Provided records
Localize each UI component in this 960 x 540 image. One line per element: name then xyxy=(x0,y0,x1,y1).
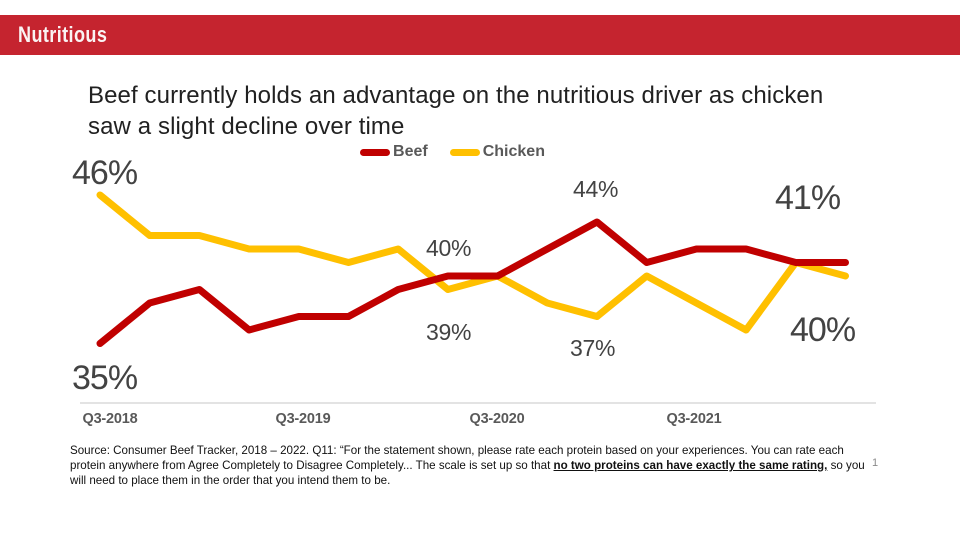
chart-legend: Beef Chicken xyxy=(0,143,905,161)
header-title: Nutritious xyxy=(18,22,108,47)
legend-label-chicken: Chicken xyxy=(482,143,545,160)
x-axis-label-q3-2020: Q3-2020 xyxy=(469,411,525,427)
data-label-beef-q2-2022: 41% xyxy=(775,179,841,217)
data-label-beef-q2-2020: 40% xyxy=(426,235,472,261)
slide-title-line2: saw a slight decline over time xyxy=(88,113,405,140)
data-label-beef-q1-2021: 44% xyxy=(573,176,619,202)
source-text-post: so you will need to place them in the or… xyxy=(70,459,865,488)
slide-title: Beef currently holds an advantage on the… xyxy=(88,80,888,142)
source-text-pre: Source: Consumer Beef Tracker, 2018 – 20… xyxy=(70,444,844,473)
x-axis-label-q3-2018: Q3-2018 xyxy=(82,411,138,427)
data-label-beef-q3-2018: 35% xyxy=(72,359,138,397)
source-note: Source: Consumer Beef Tracker, 2018 – 20… xyxy=(70,443,882,489)
source-text-emphasis: no two proteins can have exactly the sam… xyxy=(553,459,828,473)
slide-title-line1: Beef currently holds an advantage on the… xyxy=(88,82,824,109)
header-bar: Nutritious xyxy=(0,15,960,55)
series-line-beef xyxy=(96,218,849,347)
data-label-chicken-q2-2022: 40% xyxy=(790,311,856,349)
beef-line-swatch xyxy=(360,148,391,156)
chicken-line-swatch xyxy=(449,148,480,156)
legend-label-beef: Beef xyxy=(393,143,428,160)
series-line-chicken xyxy=(96,191,849,334)
legend-item-beef: Beef xyxy=(360,143,428,161)
page-number: 1 xyxy=(872,457,879,469)
x-axis-label-q3-2019: Q3-2019 xyxy=(275,411,331,427)
data-label-chicken-q1-2021: 37% xyxy=(570,335,616,361)
data-label-chicken-q3-2018: 46% xyxy=(72,154,138,192)
data-label-chicken-q2-2020: 39% xyxy=(426,319,472,345)
x-axis-label-q3-2021: Q3-2021 xyxy=(666,411,722,427)
legend-item-chicken: Chicken xyxy=(449,143,545,161)
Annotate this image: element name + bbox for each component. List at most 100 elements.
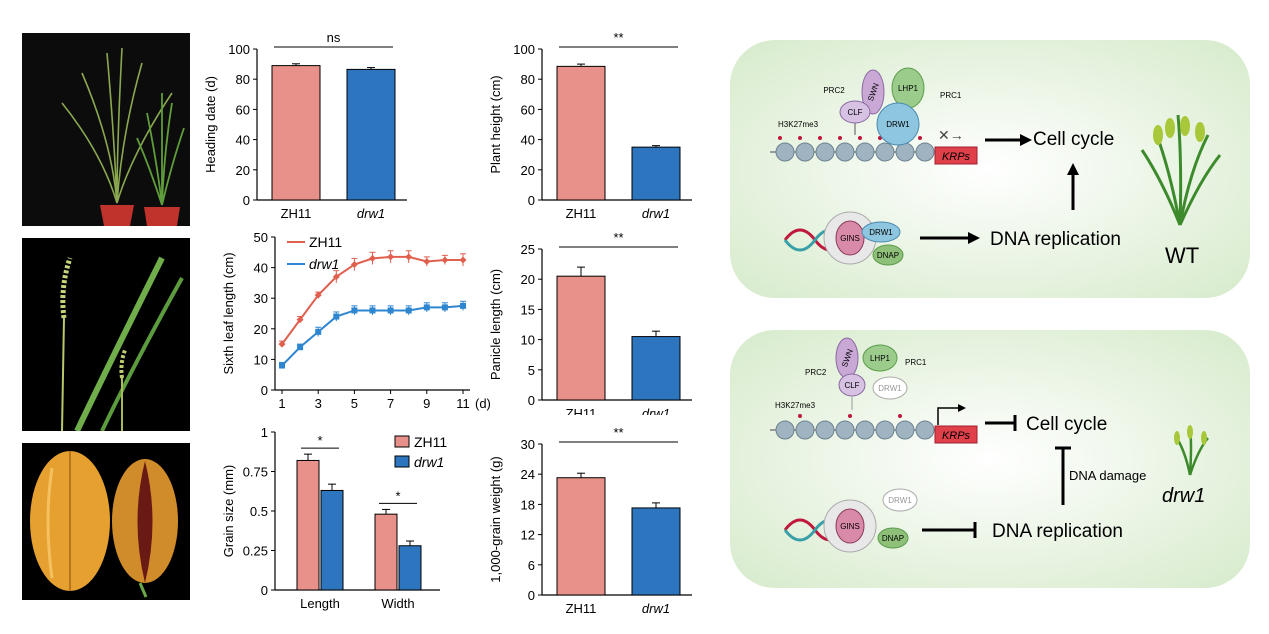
bar	[631, 507, 681, 596]
krps-label: KRPs	[942, 151, 971, 163]
significance-label: *	[395, 488, 400, 503]
clf-label: CLF	[844, 381, 859, 390]
dna-replication-label: DNA replication	[990, 229, 1121, 250]
data-point	[314, 291, 322, 299]
wt-panicle-icon	[1153, 116, 1205, 145]
y-tick-label: 20	[521, 163, 535, 178]
significance-label: ns	[327, 30, 341, 45]
bar	[346, 68, 396, 201]
prc2-label: PRC2	[805, 368, 827, 377]
drw1-replisome-protein	[861, 221, 901, 243]
dnap-protein	[877, 527, 909, 549]
swn-protein	[861, 69, 885, 115]
y-tick-label: 20	[521, 272, 535, 287]
data-point	[405, 307, 412, 314]
h3k27me3-label: H3K27me3	[778, 120, 819, 129]
y-tick-label: 100	[228, 42, 250, 57]
x-tick-label: ZH11	[566, 206, 597, 221]
chromatin-icon	[770, 414, 970, 440]
chart-heading-date: 0 20 40 60 80 100 Heading date (d) ZH11 drw1 ns	[205, 30, 407, 221]
y-tick-label: 20	[236, 163, 250, 178]
clf-protein	[839, 100, 871, 124]
cell-cycle-label: Cell cycle	[1033, 129, 1114, 150]
gins-protein	[835, 508, 865, 544]
y-axis-label: Heading date (d)	[205, 76, 218, 173]
y-axis-label: Sixth leaf length (cm)	[221, 252, 236, 374]
chart-sixth-leaf-length: 0 10 20 30 40 50 Sixth leaf length (cm) 1 3 5 7 9 11…	[221, 230, 491, 411]
data-point	[405, 253, 413, 261]
data-point	[369, 307, 376, 314]
dnap-label: DNAP	[877, 251, 899, 260]
drw1-protein	[876, 102, 920, 146]
drw1-plant-label: drw1	[1162, 485, 1205, 507]
h3k27me3-label: H3K27me3	[775, 401, 816, 410]
y-tick-label: 0	[528, 393, 535, 408]
y-axis-label: 1,000-grain weight (g)	[490, 456, 503, 582]
transcription-arrow-icon	[937, 407, 958, 425]
bar	[271, 65, 321, 201]
y-tick-label: 1	[261, 425, 268, 440]
x-tick-label: 1	[278, 396, 285, 411]
drw1-replisome-label: DRW1	[869, 228, 893, 237]
drw1-absent-protein	[872, 376, 908, 400]
y-tick-label: 6	[528, 558, 535, 573]
data-point	[279, 362, 285, 369]
y-tick-label: 20	[254, 322, 268, 337]
bar	[556, 65, 606, 201]
krps-label: KRPs	[942, 430, 971, 442]
data-point	[332, 273, 340, 281]
data-point	[333, 313, 340, 320]
bar	[631, 146, 681, 201]
y-tick-label: 0.75	[243, 465, 268, 480]
data-point	[350, 261, 358, 269]
bar	[320, 489, 344, 591]
y-tick-label: 0	[261, 583, 268, 598]
data-point	[387, 307, 394, 314]
drw1-label: DRW1	[878, 384, 902, 393]
significance-label: **	[613, 425, 623, 440]
model-drw1-panel: KRPs H3K27me3 SWN LHP1 CLF DRW1 PRC2 PRC…	[730, 330, 1250, 588]
y-axis-label: Grain size (mm)	[221, 465, 236, 557]
legend-swatch	[394, 455, 410, 468]
y-tick-label: 40	[521, 133, 535, 148]
y-tick-label: 24	[521, 467, 535, 482]
y-tick-label: 0	[528, 588, 535, 603]
x-tick-label: 3	[315, 396, 322, 411]
x-tick-label: 9	[423, 396, 430, 411]
bar	[556, 477, 606, 596]
chart-grain-weight: 0 6 12 18 24 30 1,000-grain weight (g) ZH11 drw1…	[490, 425, 692, 615]
bar	[398, 545, 422, 591]
x-tick-label: 11	[456, 396, 470, 411]
y-tick-label: 30	[521, 437, 535, 452]
blocked-transcription-icon: ✕→	[938, 127, 964, 143]
y-tick-label: 60	[236, 102, 250, 117]
y-tick-label: 0	[261, 383, 268, 398]
prc1-label: PRC1	[905, 358, 927, 367]
dnap-protein	[872, 244, 904, 266]
significance-label: **	[613, 30, 623, 45]
plants-illustration	[22, 33, 190, 226]
lhp1-protein	[862, 344, 898, 372]
data-point	[297, 344, 304, 351]
gins-protein	[835, 220, 865, 256]
x-unit-label: (d)	[475, 396, 491, 411]
bar	[631, 336, 681, 401]
y-tick-label: 30	[254, 291, 268, 306]
drw1-replisome-label: DRW1	[888, 496, 912, 505]
x-tick-label: drw1	[357, 206, 385, 221]
dnap-label: DNAP	[882, 534, 904, 543]
x-tick-label: drw1	[642, 206, 670, 221]
x-tick-label: Length	[300, 596, 340, 611]
y-tick-label: 18	[521, 497, 535, 512]
x-tick-label: Width	[381, 596, 414, 611]
grain-illustration	[22, 443, 190, 600]
x-tick-label: ZH11	[566, 601, 597, 615]
gins-label: GINS	[840, 234, 860, 243]
prc2-label: PRC2	[823, 86, 845, 95]
x-tick-label: ZH11	[281, 206, 312, 221]
y-tick-label: 40	[254, 261, 268, 276]
y-tick-label: 80	[521, 72, 535, 87]
x-tick-label: 7	[387, 396, 394, 411]
legend-swatch	[394, 435, 410, 448]
data-point	[441, 256, 449, 264]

Task goal
Output the data above exactly; pictures do not belong in the copy.

Answer to the exercise
Localize each UI component in this 960 x 540 image. One line per element: name then xyxy=(x0,y0,x1,y1).
chart-legend: Beef Chicken xyxy=(0,143,905,161)
header-title: Nutritious xyxy=(18,22,108,47)
legend-label-chicken: Chicken xyxy=(482,143,545,160)
x-axis-label-q3-2020: Q3-2020 xyxy=(469,411,525,427)
data-label-beef-q2-2022: 41% xyxy=(775,179,841,217)
data-label-beef-q2-2020: 40% xyxy=(426,235,472,261)
slide-title-line2: saw a slight decline over time xyxy=(88,113,405,140)
data-label-beef-q1-2021: 44% xyxy=(573,176,619,202)
source-text-post: so you will need to place them in the or… xyxy=(70,459,865,488)
slide-title: Beef currently holds an advantage on the… xyxy=(88,80,888,142)
source-text-pre: Source: Consumer Beef Tracker, 2018 – 20… xyxy=(70,444,844,473)
x-axis-label-q3-2018: Q3-2018 xyxy=(82,411,138,427)
data-label-beef-q3-2018: 35% xyxy=(72,359,138,397)
source-note: Source: Consumer Beef Tracker, 2018 – 20… xyxy=(70,443,882,489)
source-text-emphasis: no two proteins can have exactly the sam… xyxy=(553,459,828,473)
slide-title-line1: Beef currently holds an advantage on the… xyxy=(88,82,824,109)
header-bar: Nutritious xyxy=(0,15,960,55)
series-line-beef xyxy=(96,218,849,347)
data-label-chicken-q2-2022: 40% xyxy=(790,311,856,349)
beef-line-swatch xyxy=(360,148,391,156)
chicken-line-swatch xyxy=(449,148,480,156)
legend-label-beef: Beef xyxy=(393,143,428,160)
series-line-chicken xyxy=(96,191,849,334)
legend-item-beef: Beef xyxy=(360,143,428,161)
page-number: 1 xyxy=(872,457,879,469)
x-axis-label-q3-2019: Q3-2019 xyxy=(275,411,331,427)
data-label-chicken-q1-2021: 37% xyxy=(570,335,616,361)
data-label-chicken-q3-2018: 46% xyxy=(72,154,138,192)
data-label-chicken-q2-2020: 39% xyxy=(426,319,472,345)
x-axis-label-q3-2021: Q3-2021 xyxy=(666,411,722,427)
legend-item-chicken: Chicken xyxy=(449,143,545,161)
Annotate this image: element name + bbox for each component. List at most 100 elements.
bar	[631, 507, 681, 596]
krps-label: KRPs	[942, 151, 971, 163]
significance-label: *	[395, 488, 400, 503]
clf-label: CLF	[844, 381, 859, 390]
dna-replication-label: DNA replication	[990, 229, 1121, 250]
data-point	[314, 291, 322, 299]
wt-panicle-icon	[1153, 116, 1205, 145]
y-tick-label: 20	[521, 163, 535, 178]
significance-label: ns	[327, 30, 341, 45]
bar	[346, 68, 396, 201]
prc2-label: PRC2	[805, 368, 827, 377]
drw1-replisome-protein	[861, 221, 901, 243]
dnap-protein	[877, 527, 909, 549]
swn-protein	[861, 69, 885, 115]
y-tick-label: 20	[521, 272, 535, 287]
data-point	[405, 307, 412, 314]
h3k27me3-label: H3K27me3	[778, 120, 819, 129]
y-tick-label: 100	[228, 42, 250, 57]
x-tick-label: ZH11	[566, 206, 597, 221]
chromatin-icon	[770, 414, 970, 440]
chart-heading-date: 0 20 40 60 80 100 Heading date (d) ZH11 drw1 ns	[205, 30, 407, 221]
y-tick-label: 20	[236, 163, 250, 178]
clf-protein	[839, 100, 871, 124]
cell-cycle-label: Cell cycle	[1033, 129, 1114, 150]
gins-protein	[835, 508, 865, 544]
y-axis-label: Heading date (d)	[205, 76, 218, 173]
y-axis-label: Sixth leaf length (cm)	[221, 252, 236, 374]
chart-sixth-leaf-length: 0 10 20 30 40 50 Sixth leaf length (cm) 1 3 5 7 9 11…	[221, 230, 491, 411]
data-point	[405, 253, 413, 261]
data-point	[369, 307, 376, 314]
dnap-label: DNAP	[877, 251, 899, 260]
drw1-protein	[876, 102, 920, 146]
drw1-plant-label: drw1	[1162, 485, 1205, 507]
h3k27me3-label: H3K27me3	[775, 401, 816, 410]
y-tick-label: 0	[528, 393, 535, 408]
y-axis-label: 1,000-grain weight (g)	[490, 456, 503, 582]
transcription-arrow-icon	[937, 407, 958, 425]
bar	[271, 65, 321, 201]
y-tick-label: 1	[261, 425, 268, 440]
x-tick-label: 1	[278, 396, 285, 411]
drw1-replisome-label: DRW1	[869, 228, 893, 237]
drw1-absent-protein	[872, 376, 908, 400]
y-tick-label: 6	[528, 558, 535, 573]
data-point	[279, 362, 285, 369]
y-tick-label: 20	[254, 322, 268, 337]
bar	[556, 65, 606, 201]
krps-label: KRPs	[942, 430, 971, 442]
data-point	[332, 273, 340, 281]
data-point	[333, 313, 340, 320]
bar	[631, 146, 681, 201]
y-tick-label: 0.75	[243, 465, 268, 480]
data-point	[350, 261, 358, 269]
bar	[320, 489, 344, 591]
y-tick-label: 0	[261, 583, 268, 598]
data-point	[387, 307, 394, 314]
drw1-label: DRW1	[878, 384, 902, 393]
significance-label: **	[613, 425, 623, 440]
model-drw1-panel: KRPs H3K27me3 SWN LHP1 CLF DRW1 PRC2 PRC…	[730, 330, 1250, 588]
y-axis-label: Grain size (mm)	[221, 465, 236, 557]
legend-swatch	[394, 455, 410, 468]
y-tick-label: 40	[521, 133, 535, 148]
y-tick-label: 24	[521, 467, 535, 482]
y-tick-label: 0	[528, 588, 535, 603]
x-tick-label: 3	[315, 396, 322, 411]
x-tick-label: 9	[423, 396, 430, 411]
bar	[556, 477, 606, 596]
chart-grain-weight: 0 6 12 18 24 30 1,000-grain weight (g) ZH11 drw1…	[490, 425, 692, 615]
bar	[398, 545, 422, 591]
x-tick-label: 11	[456, 396, 470, 411]
y-tick-label: 30	[521, 437, 535, 452]
blocked-transcription-icon: ✕→	[938, 127, 964, 143]
y-tick-label: 60	[236, 102, 250, 117]
y-tick-label: 0	[261, 383, 268, 398]
prc1-label: PRC1	[905, 358, 927, 367]
dnap-protein	[872, 244, 904, 266]
significance-label: **	[613, 30, 623, 45]
plants-illustration	[22, 33, 190, 226]
lhp1-protein	[862, 344, 898, 372]
data-point	[297, 344, 304, 351]
gins-protein	[835, 220, 865, 256]
x-unit-label: (d)	[475, 396, 491, 411]
bar	[631, 336, 681, 401]
y-tick-label: 30	[254, 291, 268, 306]
drw1-replisome-label: DRW1	[888, 496, 912, 505]
x-tick-label: drw1	[357, 206, 385, 221]
dnap-label: DNAP	[882, 534, 904, 543]
x-tick-label: drw1	[642, 206, 670, 221]
x-tick-label: Length	[300, 596, 340, 611]
y-tick-label: 18	[521, 497, 535, 512]
x-tick-label: Width	[381, 596, 414, 611]
grain-illustration	[22, 443, 190, 600]
x-tick-label: ZH11	[566, 601, 597, 615]
gins-label: GINS	[840, 234, 860, 243]
prc2-label: PRC2	[823, 86, 845, 95]
x-tick-label: ZH11	[281, 206, 312, 221]
y-tick-label: 40	[254, 261, 268, 276]
y-tick-label: 80	[521, 72, 535, 87]
x-tick-label: 7	[387, 396, 394, 411]
legend-swatch	[394, 435, 410, 448]
data-point	[441, 256, 449, 264]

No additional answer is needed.